§ THE EXERCISE
In the copy, keep every record exact and leave out all images.

* * * * *

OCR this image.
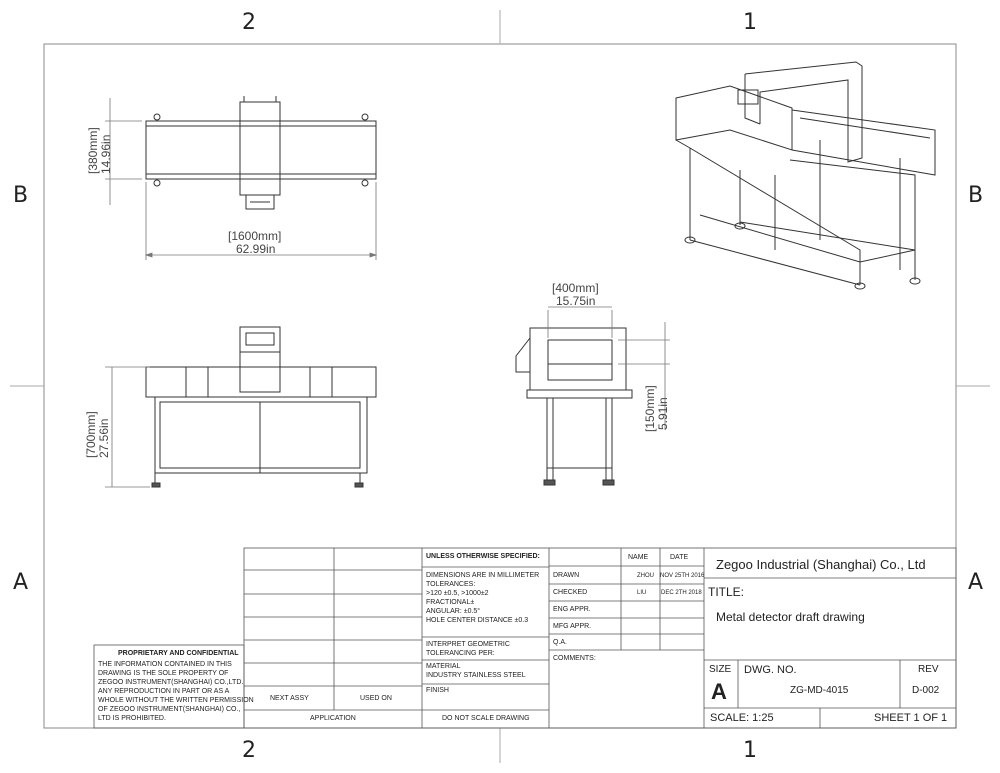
2	1
2	1
B
A
B
A
[1600mm]
62.99in
[380mm] 14.96in
[700mm] 27.56in
[400mm]
15.75in
[150mm] 5.91in
PROPRIETARY AND CONFIDENTIAL
THE INFORMATION CONTAINED IN THIS
DRAWING IS THE SOLE PROPERTY OF
ZEGOO INSTRUMENT(SHANGHAI) CO.,LTD.
ANY REPRODUCTION IN PART OR AS A
WHOLE WITHOUT THE WRITTEN PERMISSION
OF ZEGOO INSTRUMENT(SHANGHAI) CO.,
LTD IS PROHIBITED.
NEXT ASSY	USED ON
APPLICATION
UNLESS OTHERWISE SPECIFIED:
DIMENSIONS ARE IN MILLIMETER
TOLERANCES:
>120 ±0.5, >1000±2
FRACTIONAL±
ANGULAR: ±0.5°
HOLE CENTER DISTANCE ±0.3
INTERPRET GEOMETRIC
TOLERANCING PER:
MATERIAL
INDUSTRY STAINLESS STEEL
FINISH
DO NOT SCALE DRAWING
NAME	DATE
DRAWN	ZHOU NOV 25TH 2016
CHECKED	LIU DEC 2TH 2018
ENG APPR.
MFG APPR.
Q.A.
COMMENTS:
Zegoo Industrial (Shanghai) Co., Ltd
TITLE:
Metal detector draft drawing
SIZE
A
DWG. NO.
ZG-MD-4015
REV
D-002
SCALE: 1:25	SHEET 1 OF 1
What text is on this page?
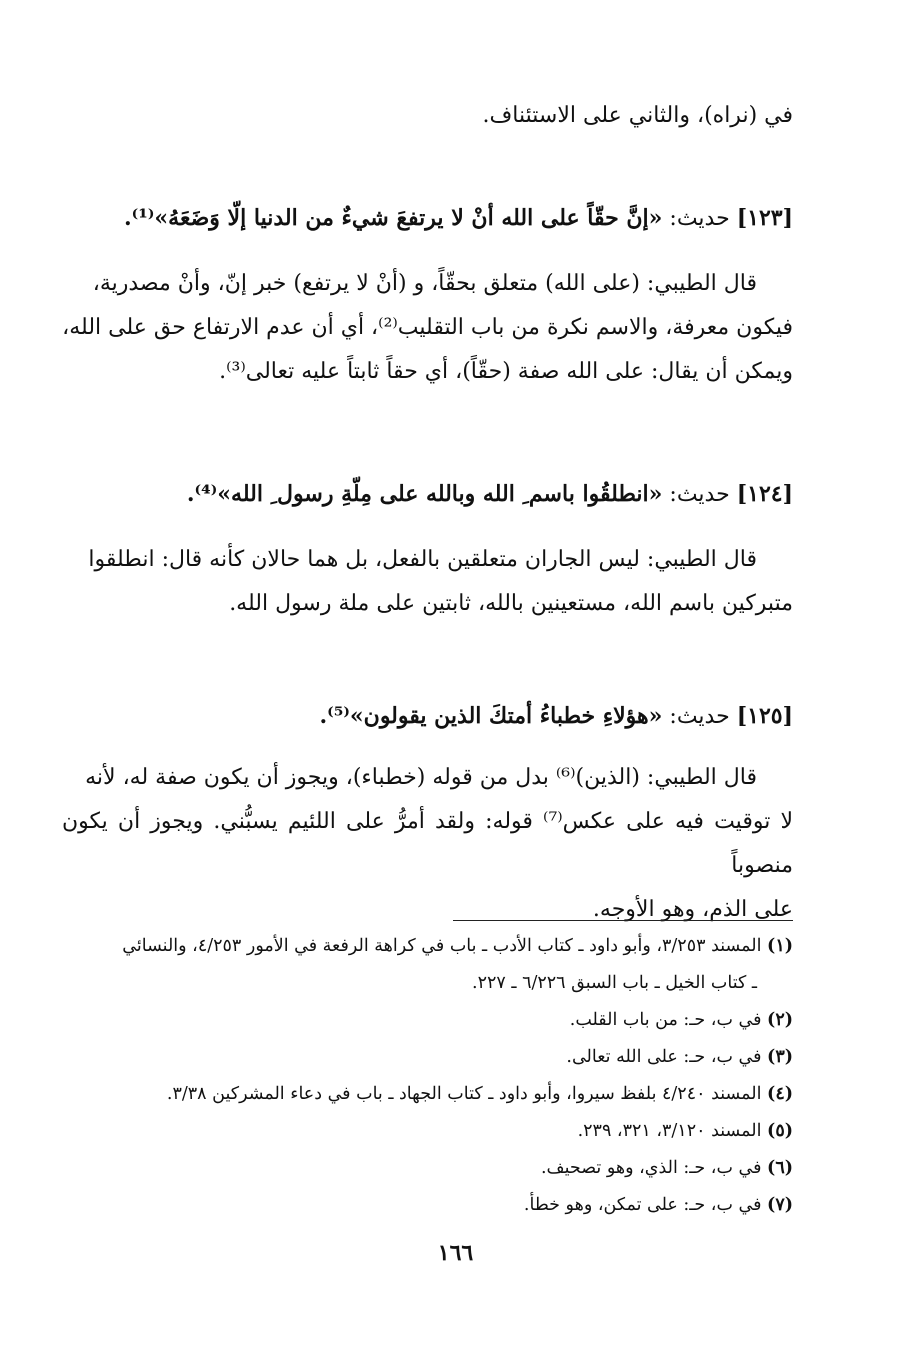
في (نراه)، والثاني على الاستئناف.

[١٢٣] حديث: «إنَّ حقّاً على الله أنْ لا يرتفعَ شيءٌ من الدنيا إلّا وَضَعَهُ»⁽¹⁾.

قال الطيبي: (على الله) متعلق بحقّاً، و (أنْ لا يرتفع) خبر إنّ، وأنْ مصدرية،

فيكون معرفة، والاسم نكرة من باب التقليب⁽²⁾، أي أن عدم الارتفاع حق على الله،

ويمكن أن يقال: على الله صفة (حقّاً)، أي حقاً ثابتاً عليه تعالى⁽³⁾.

[١٢٤] حديث: «انطلقُوا باسم ِ الله وبالله على مِلّةِ رسول ِ الله»⁽⁴⁾.

قال الطيبي: ليس الجاران متعلقين بالفعل، بل هما حالان كأنه قال: انطلقوا

متبركين باسم الله، مستعينين بالله، ثابتين على ملة رسول الله.

[١٢٥] حديث: «هؤلاءِ خطباءُ أمتكَ الذين يقولون»⁽⁵⁾.

قال الطيبي: (الذين)⁽⁶⁾ بدل من قوله (خطباء)، ويجوز أن يكون صفة له، لأنه

لا توقيت فيه على عكس⁽⁷⁾ قوله: ولقد أمرُّ على اللئيم يسبُّني. ويجوز أن يكون منصوباً

على الذم، وهو الأوجه.

(١) المسند ٣/٢٥٣، وأبو داود ـ كتاب الأدب ـ باب في كراهة الرفعة في الأمور ٤/٢٥٣، والنسائي

ـ كتاب الخيل ـ باب السبق ٦/٢٢٦ ـ ٢٢٧.

(٢) في ب، حـ: من باب القلب.

(٣) في ب، حـ: على الله تعالى.

(٤) المسند ٤/٢٤٠ بلفظ سيروا، وأبو داود ـ كتاب الجهاد ـ باب في دعاء المشركين ٣/٣٨.

(٥) المسند ٣/١٢٠، ٣٢١، ٢٣٩.

(٦) في ب، حـ: الذي، وهو تصحيف.

(٧) في ب، حـ: على تمكن، وهو خطأ.

١٦٦
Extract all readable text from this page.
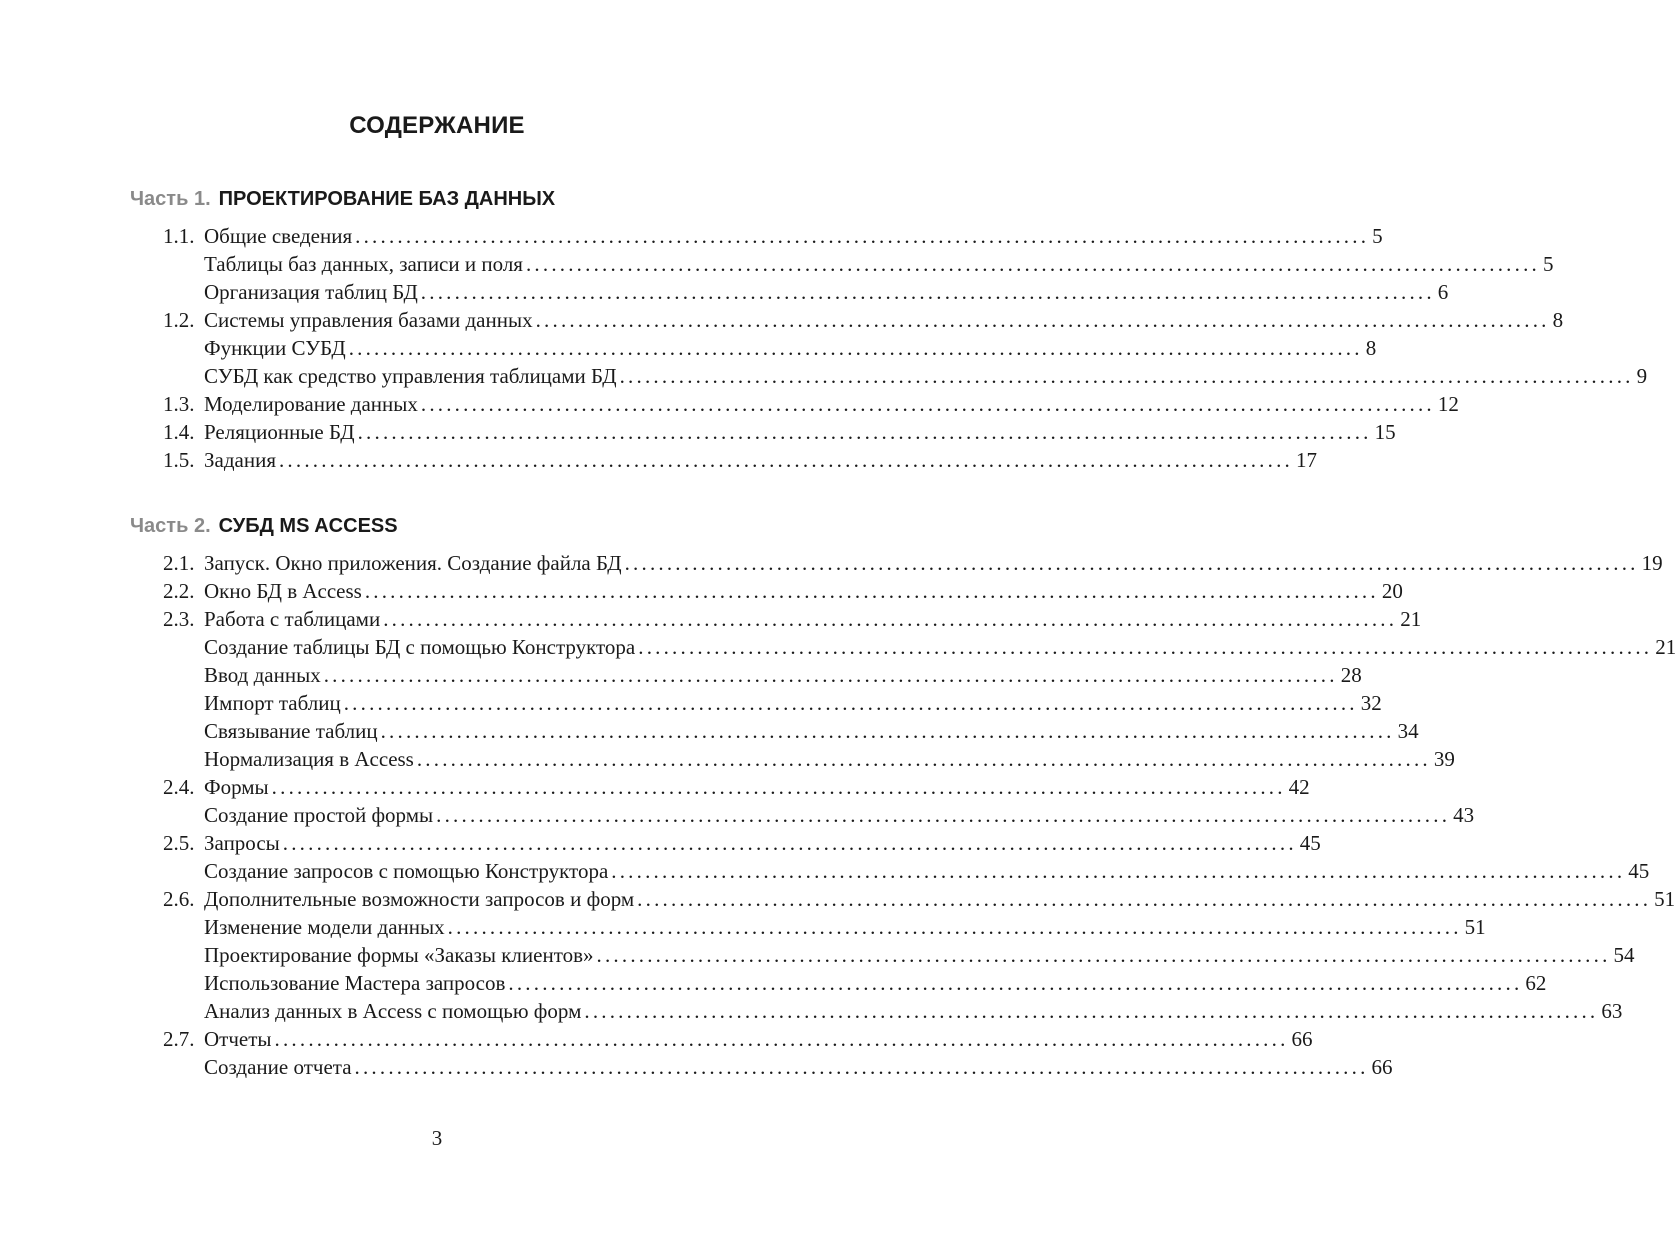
СОДЕРЖАНИЕ
Часть 1. ПРОЕКТИРОВАНИЕ БАЗ ДАННЫХ
1.1. Общие сведения ........................................................................................................................ 5
Таблицы баз данных, записи и поля ........................................................................................................................ 5
Организация таблиц БД ........................................................................................................................ 6
1.2. Системы управления базами данных ........................................................................................................................ 8
Функции СУБД ........................................................................................................................ 8
СУБД как средство управления таблицами БД ........................................................................................................................ 9
1.3. Моделирование данных ........................................................................................................................ 12
1.4. Реляционные БД ........................................................................................................................ 15
1.5. Задания ........................................................................................................................ 17
Часть 2. СУБД MS ACCESS
2.1. Запуск. Окно приложения. Создание файла БД ........................................................................................................................ 19
2.2. Окно БД в Access ........................................................................................................................ 20
2.3. Работа с таблицами ........................................................................................................................ 21
Создание таблицы БД с помощью Конструктора ........................................................................................................................ 21
Ввод данных ........................................................................................................................ 28
Импорт таблиц ........................................................................................................................ 32
Связывание таблиц ........................................................................................................................ 34
Нормализация в Access ........................................................................................................................ 39
2.4. Формы ........................................................................................................................ 42
Создание простой формы ........................................................................................................................ 43
2.5. Запросы ........................................................................................................................ 45
Создание запросов с помощью Конструктора ........................................................................................................................ 45
2.6. Дополнительные возможности запросов и форм ........................................................................................................................ 51
Изменение модели данных ........................................................................................................................ 51
Проектирование формы «Заказы клиентов» ........................................................................................................................ 54
Использование Мастера запросов ........................................................................................................................ 62
Анализ данных в Access с помощью форм ........................................................................................................................ 63
2.7. Отчеты ........................................................................................................................ 66
Создание отчета ........................................................................................................................ 66
3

* * * * *

§ OUTPUT
OCR this image.
2	1
2	1
B
A
B
A
[1600mm]
62.99in
[380mm] 14.96in
[700mm] 27.56in
[400mm]
15.75in
[150mm] 5.91in
PROPRIETARY AND CONFIDENTIAL
THE INFORMATION CONTAINED IN THIS
DRAWING IS THE SOLE PROPERTY OF
ZEGOO INSTRUMENT(SHANGHAI) CO.,LTD.
ANY REPRODUCTION IN PART OR AS A
WHOLE WITHOUT THE WRITTEN PERMISSION
OF ZEGOO INSTRUMENT(SHANGHAI) CO.,
LTD IS PROHIBITED.
NEXT ASSY	USED ON
APPLICATION
UNLESS OTHERWISE SPECIFIED:
DIMENSIONS ARE IN MILLIMETER
TOLERANCES:
>120 ±0.5, >1000±2
FRACTIONAL±
ANGULAR: ±0.5°
HOLE CENTER DISTANCE ±0.3
INTERPRET GEOMETRIC
TOLERANCING PER:
MATERIAL
INDUSTRY STAINLESS STEEL
FINISH
DO NOT SCALE DRAWING
NAME	DATE
DRAWN	ZHOU NOV 25TH 2016
CHECKED	LIU DEC 2TH 2018
ENG APPR.
MFG APPR.
Q.A.
COMMENTS:
Zegoo Industrial (Shanghai) Co., Ltd
TITLE:
Metal detector draft drawing
SIZE
A
DWG. NO.
ZG-MD-4015
REV
D-002
SCALE: 1:25	SHEET 1 OF 1
What text is on this page?
في (نراه)، والثاني على الاستئناف.

[١٢٣] حديث: «إنَّ حقّاً على الله أنْ لا يرتفعَ شيءٌ من الدنيا إلّا وَضَعَهُ»⁽¹⁾.

قال الطيبي: (على الله) متعلق بحقّاً، و (أنْ لا يرتفع) خبر إنّ، وأنْ مصدرية،

فيكون معرفة، والاسم نكرة من باب التقليب⁽²⁾، أي أن عدم الارتفاع حق على الله،

ويمكن أن يقال: على الله صفة (حقّاً)، أي حقاً ثابتاً عليه تعالى⁽³⁾.

[١٢٤] حديث: «انطلقُوا باسم ِ الله وبالله على مِلّةِ رسول ِ الله»⁽⁴⁾.

قال الطيبي: ليس الجاران متعلقين بالفعل، بل هما حالان كأنه قال: انطلقوا

متبركين باسم الله، مستعينين بالله، ثابتين على ملة رسول الله.

[١٢٥] حديث: «هؤلاءِ خطباءُ أمتكَ الذين يقولون»⁽⁵⁾.

قال الطيبي: (الذين)⁽⁶⁾ بدل من قوله (خطباء)، ويجوز أن يكون صفة له، لأنه

لا توقيت فيه على عكس⁽⁷⁾ قوله: ولقد أمرُّ على اللئيم يسبُّني. ويجوز أن يكون منصوباً

على الذم، وهو الأوجه.

(١) المسند ٣/٢٥٣، وأبو داود ـ كتاب الأدب ـ باب في كراهة الرفعة في الأمور ٤/٢٥٣، والنسائي

ـ كتاب الخيل ـ باب السبق ٦/٢٢٦ ـ ٢٢٧.

(٢) في ب، حـ: من باب القلب.

(٣) في ب، حـ: على الله تعالى.

(٤) المسند ٤/٢٤٠ بلفظ سيروا، وأبو داود ـ كتاب الجهاد ـ باب في دعاء المشركين ٣/٣٨.

(٥) المسند ٣/١٢٠، ٣٢١، ٢٣٩.

(٦) في ب، حـ: الذي، وهو تصحيف.

(٧) في ب، حـ: على تمكن، وهو خطأ.

١٦٦
Extract all readable text from this page.
СОДЕРЖАНИЕ
Часть 1. ПРОЕКТИРОВАНИЕ БАЗ ДАННЫХ
1.1. Общие сведения ........................................................................................................................ 5
Таблицы баз данных, записи и поля ........................................................................................................................ 5
Организация таблиц БД ........................................................................................................................ 6
1.2. Системы управления базами данных ........................................................................................................................ 8
Функции СУБД ........................................................................................................................ 8
СУБД как средство управления таблицами БД ........................................................................................................................ 9
1.3. Моделирование данных ........................................................................................................................ 12
1.4. Реляционные БД ........................................................................................................................ 15
1.5. Задания ........................................................................................................................ 17
Часть 2. СУБД MS ACCESS
2.1. Запуск. Окно приложения. Создание файла БД ........................................................................................................................ 19
2.2. Окно БД в Access ........................................................................................................................ 20
2.3. Работа с таблицами ........................................................................................................................ 21
Создание таблицы БД с помощью Конструктора ........................................................................................................................ 21
Ввод данных ........................................................................................................................ 28
Импорт таблиц ........................................................................................................................ 32
Связывание таблиц ........................................................................................................................ 34
Нормализация в Access ........................................................................................................................ 39
2.4. Формы ........................................................................................................................ 42
Создание простой формы ........................................................................................................................ 43
2.5. Запросы ........................................................................................................................ 45
Создание запросов с помощью Конструктора ........................................................................................................................ 45
2.6. Дополнительные возможности запросов и форм ........................................................................................................................ 51
Изменение модели данных ........................................................................................................................ 51
Проектирование формы «Заказы клиентов» ........................................................................................................................ 54
Использование Мастера запросов ........................................................................................................................ 62
Анализ данных в Access с помощью форм ........................................................................................................................ 63
2.7. Отчеты ........................................................................................................................ 66
Создание отчета ........................................................................................................................ 66
3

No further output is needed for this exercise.